▶ _Task requirements_
All of the data below must be repeated exactly.

▶ _Given entries_
______________________________
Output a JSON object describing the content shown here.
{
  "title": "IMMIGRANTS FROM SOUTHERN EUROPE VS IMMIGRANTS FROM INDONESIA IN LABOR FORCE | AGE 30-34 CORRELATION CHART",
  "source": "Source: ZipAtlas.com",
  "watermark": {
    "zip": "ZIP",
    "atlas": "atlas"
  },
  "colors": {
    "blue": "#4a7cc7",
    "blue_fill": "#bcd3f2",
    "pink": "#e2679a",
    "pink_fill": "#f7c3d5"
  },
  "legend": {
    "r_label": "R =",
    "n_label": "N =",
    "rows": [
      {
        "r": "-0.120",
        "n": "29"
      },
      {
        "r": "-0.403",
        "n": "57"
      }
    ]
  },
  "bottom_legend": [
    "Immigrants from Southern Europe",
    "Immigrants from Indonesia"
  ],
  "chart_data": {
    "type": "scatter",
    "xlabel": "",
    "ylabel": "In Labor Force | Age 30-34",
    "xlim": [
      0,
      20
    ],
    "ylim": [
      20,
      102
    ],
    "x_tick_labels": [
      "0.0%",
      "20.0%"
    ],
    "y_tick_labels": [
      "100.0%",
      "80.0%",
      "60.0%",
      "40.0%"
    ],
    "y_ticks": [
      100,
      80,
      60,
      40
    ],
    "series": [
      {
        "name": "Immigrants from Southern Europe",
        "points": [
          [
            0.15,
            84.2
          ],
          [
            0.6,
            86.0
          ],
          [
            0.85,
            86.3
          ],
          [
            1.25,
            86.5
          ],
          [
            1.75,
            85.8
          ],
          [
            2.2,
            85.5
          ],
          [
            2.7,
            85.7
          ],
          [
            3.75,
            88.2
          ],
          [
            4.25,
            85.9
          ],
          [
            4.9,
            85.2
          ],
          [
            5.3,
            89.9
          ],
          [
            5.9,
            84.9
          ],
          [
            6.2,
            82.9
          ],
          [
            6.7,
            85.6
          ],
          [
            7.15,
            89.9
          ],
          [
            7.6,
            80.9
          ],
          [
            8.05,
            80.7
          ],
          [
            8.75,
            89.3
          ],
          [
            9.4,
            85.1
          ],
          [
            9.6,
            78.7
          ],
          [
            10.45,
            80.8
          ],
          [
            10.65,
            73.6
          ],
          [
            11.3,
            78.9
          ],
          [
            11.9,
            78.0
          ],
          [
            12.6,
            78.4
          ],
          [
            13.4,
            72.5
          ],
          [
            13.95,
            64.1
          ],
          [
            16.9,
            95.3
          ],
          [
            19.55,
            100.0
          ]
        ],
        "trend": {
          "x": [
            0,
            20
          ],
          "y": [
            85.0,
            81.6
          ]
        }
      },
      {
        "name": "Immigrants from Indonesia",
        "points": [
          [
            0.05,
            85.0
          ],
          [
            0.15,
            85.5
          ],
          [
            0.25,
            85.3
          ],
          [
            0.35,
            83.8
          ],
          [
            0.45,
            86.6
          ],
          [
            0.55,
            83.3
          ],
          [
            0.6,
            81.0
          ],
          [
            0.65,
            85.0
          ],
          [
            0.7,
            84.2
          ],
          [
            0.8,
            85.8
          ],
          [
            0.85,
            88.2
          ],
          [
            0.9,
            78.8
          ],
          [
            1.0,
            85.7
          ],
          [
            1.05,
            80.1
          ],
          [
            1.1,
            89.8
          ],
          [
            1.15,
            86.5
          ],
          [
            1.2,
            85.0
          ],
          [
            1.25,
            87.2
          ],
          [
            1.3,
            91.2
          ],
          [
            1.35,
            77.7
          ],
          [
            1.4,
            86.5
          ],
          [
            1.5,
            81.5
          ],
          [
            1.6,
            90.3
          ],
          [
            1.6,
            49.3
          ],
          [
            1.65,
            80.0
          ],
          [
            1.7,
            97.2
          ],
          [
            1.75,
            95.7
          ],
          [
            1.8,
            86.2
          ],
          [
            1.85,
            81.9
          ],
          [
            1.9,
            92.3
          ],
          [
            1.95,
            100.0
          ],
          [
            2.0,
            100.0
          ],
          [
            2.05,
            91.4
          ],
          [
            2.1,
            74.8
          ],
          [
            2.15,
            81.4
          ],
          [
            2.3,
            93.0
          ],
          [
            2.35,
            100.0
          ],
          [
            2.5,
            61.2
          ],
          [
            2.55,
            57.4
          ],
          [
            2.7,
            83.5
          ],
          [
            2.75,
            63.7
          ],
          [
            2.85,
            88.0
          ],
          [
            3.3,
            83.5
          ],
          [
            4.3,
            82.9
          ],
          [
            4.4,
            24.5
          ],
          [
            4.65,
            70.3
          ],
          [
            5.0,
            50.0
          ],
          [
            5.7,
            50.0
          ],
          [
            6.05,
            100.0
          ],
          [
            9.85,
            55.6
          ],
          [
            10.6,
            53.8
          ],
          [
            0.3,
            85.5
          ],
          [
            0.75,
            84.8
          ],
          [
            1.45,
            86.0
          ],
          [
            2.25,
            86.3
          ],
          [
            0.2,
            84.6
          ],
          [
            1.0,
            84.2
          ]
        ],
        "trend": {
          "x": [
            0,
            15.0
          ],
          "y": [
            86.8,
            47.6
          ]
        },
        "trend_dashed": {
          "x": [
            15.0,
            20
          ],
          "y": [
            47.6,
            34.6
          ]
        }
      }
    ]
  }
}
______________________________
▶ _The response_
Output a JSON object describing the content shown here.
{
  "title": "IMMIGRANTS FROM SOUTHERN EUROPE VS IMMIGRANTS FROM INDONESIA IN LABOR FORCE | AGE 30-34 CORRELATION CHART",
  "source": "Source: ZipAtlas.com",
  "watermark": {
    "zip": "ZIP",
    "atlas": "atlas"
  },
  "colors": {
    "blue": "#4a7cc7",
    "blue_fill": "#bcd3f2",
    "pink": "#e2679a",
    "pink_fill": "#f7c3d5"
  },
  "legend": {
    "r_label": "R =",
    "n_label": "N =",
    "rows": [
      {
        "r": "-0.120",
        "n": "29"
      },
      {
        "r": "-0.403",
        "n": "57"
      }
    ]
  },
  "bottom_legend": [
    "Immigrants from Southern Europe",
    "Immigrants from Indonesia"
  ],
  "chart_data": {
    "type": "scatter",
    "xlabel": "",
    "ylabel": "In Labor Force | Age 30-34",
    "xlim": [
      0,
      20
    ],
    "ylim": [
      20,
      102
    ],
    "x_tick_labels": [
      "0.0%",
      "20.0%"
    ],
    "y_tick_labels": [
      "100.0%",
      "80.0%",
      "60.0%",
      "40.0%"
    ],
    "y_ticks": [
      100,
      80,
      60,
      40
    ],
    "series": [
      {
        "name": "Immigrants from Southern Europe",
        "points": [
          [
            0.15,
            84.2
          ],
          [
            0.6,
            86.0
          ],
          [
            0.85,
            86.3
          ],
          [
            1.25,
            86.5
          ],
          [
            1.75,
            85.8
          ],
          [
            2.2,
            85.5
          ],
          [
            2.7,
            85.7
          ],
          [
            3.75,
            88.2
          ],
          [
            4.25,
            85.9
          ],
          [
            4.9,
            85.2
          ],
          [
            5.3,
            89.9
          ],
          [
            5.9,
            84.9
          ],
          [
            6.2,
            82.9
          ],
          [
            6.7,
            85.6
          ],
          [
            7.15,
            89.9
          ],
          [
            7.6,
            80.9
          ],
          [
            8.05,
            80.7
          ],
          [
            8.75,
            89.3
          ],
          [
            9.4,
            85.1
          ],
          [
            9.6,
            78.7
          ],
          [
            10.45,
            80.8
          ],
          [
            10.65,
            73.6
          ],
          [
            11.3,
            78.9
          ],
          [
            11.9,
            78.0
          ],
          [
            12.6,
            78.4
          ],
          [
            13.4,
            72.5
          ],
          [
            13.95,
            64.1
          ],
          [
            16.9,
            95.3
          ],
          [
            19.55,
            100.0
          ]
        ],
        "trend": {
          "x": [
            0,
            20
          ],
          "y": [
            85.0,
            81.6
          ]
        }
      },
      {
        "name": "Immigrants from Indonesia",
        "points": [
          [
            0.05,
            85.0
          ],
          [
            0.15,
            85.5
          ],
          [
            0.25,
            85.3
          ],
          [
            0.35,
            83.8
          ],
          [
            0.45,
            86.6
          ],
          [
            0.55,
            83.3
          ],
          [
            0.6,
            81.0
          ],
          [
            0.65,
            85.0
          ],
          [
            0.7,
            84.2
          ],
          [
            0.8,
            85.8
          ],
          [
            0.85,
            88.2
          ],
          [
            0.9,
            78.8
          ],
          [
            1.0,
            85.7
          ],
          [
            1.05,
            80.1
          ],
          [
            1.1,
            89.8
          ],
          [
            1.15,
            86.5
          ],
          [
            1.2,
            85.0
          ],
          [
            1.25,
            87.2
          ],
          [
            1.3,
            91.2
          ],
          [
            1.35,
            77.7
          ],
          [
            1.4,
            86.5
          ],
          [
            1.5,
            81.5
          ],
          [
            1.6,
            90.3
          ],
          [
            1.6,
            49.3
          ],
          [
            1.65,
            80.0
          ],
          [
            1.7,
            97.2
          ],
          [
            1.75,
            95.7
          ],
          [
            1.8,
            86.2
          ],
          [
            1.85,
            81.9
          ],
          [
            1.9,
            92.3
          ],
          [
            1.95,
            100.0
          ],
          [
            2.0,
            100.0
          ],
          [
            2.05,
            91.4
          ],
          [
            2.1,
            74.8
          ],
          [
            2.15,
            81.4
          ],
          [
            2.3,
            93.0
          ],
          [
            2.35,
            100.0
          ],
          [
            2.5,
            61.2
          ],
          [
            2.55,
            57.4
          ],
          [
            2.7,
            83.5
          ],
          [
            2.75,
            63.7
          ],
          [
            2.85,
            88.0
          ],
          [
            3.3,
            83.5
          ],
          [
            4.3,
            82.9
          ],
          [
            4.4,
            24.5
          ],
          [
            4.65,
            70.3
          ],
          [
            5.0,
            50.0
          ],
          [
            5.7,
            50.0
          ],
          [
            6.05,
            100.0
          ],
          [
            9.85,
            55.6
          ],
          [
            10.6,
            53.8
          ],
          [
            0.3,
            85.5
          ],
          [
            0.75,
            84.8
          ],
          [
            1.45,
            86.0
          ],
          [
            2.25,
            86.3
          ],
          [
            0.2,
            84.6
          ],
          [
            1.0,
            84.2
          ]
        ],
        "trend": {
          "x": [
            0,
            15.0
          ],
          "y": [
            86.8,
            47.6
          ]
        },
        "trend_dashed": {
          "x": [
            15.0,
            20
          ],
          "y": [
            47.6,
            34.6
          ]
        }
      }
    ]
  }
}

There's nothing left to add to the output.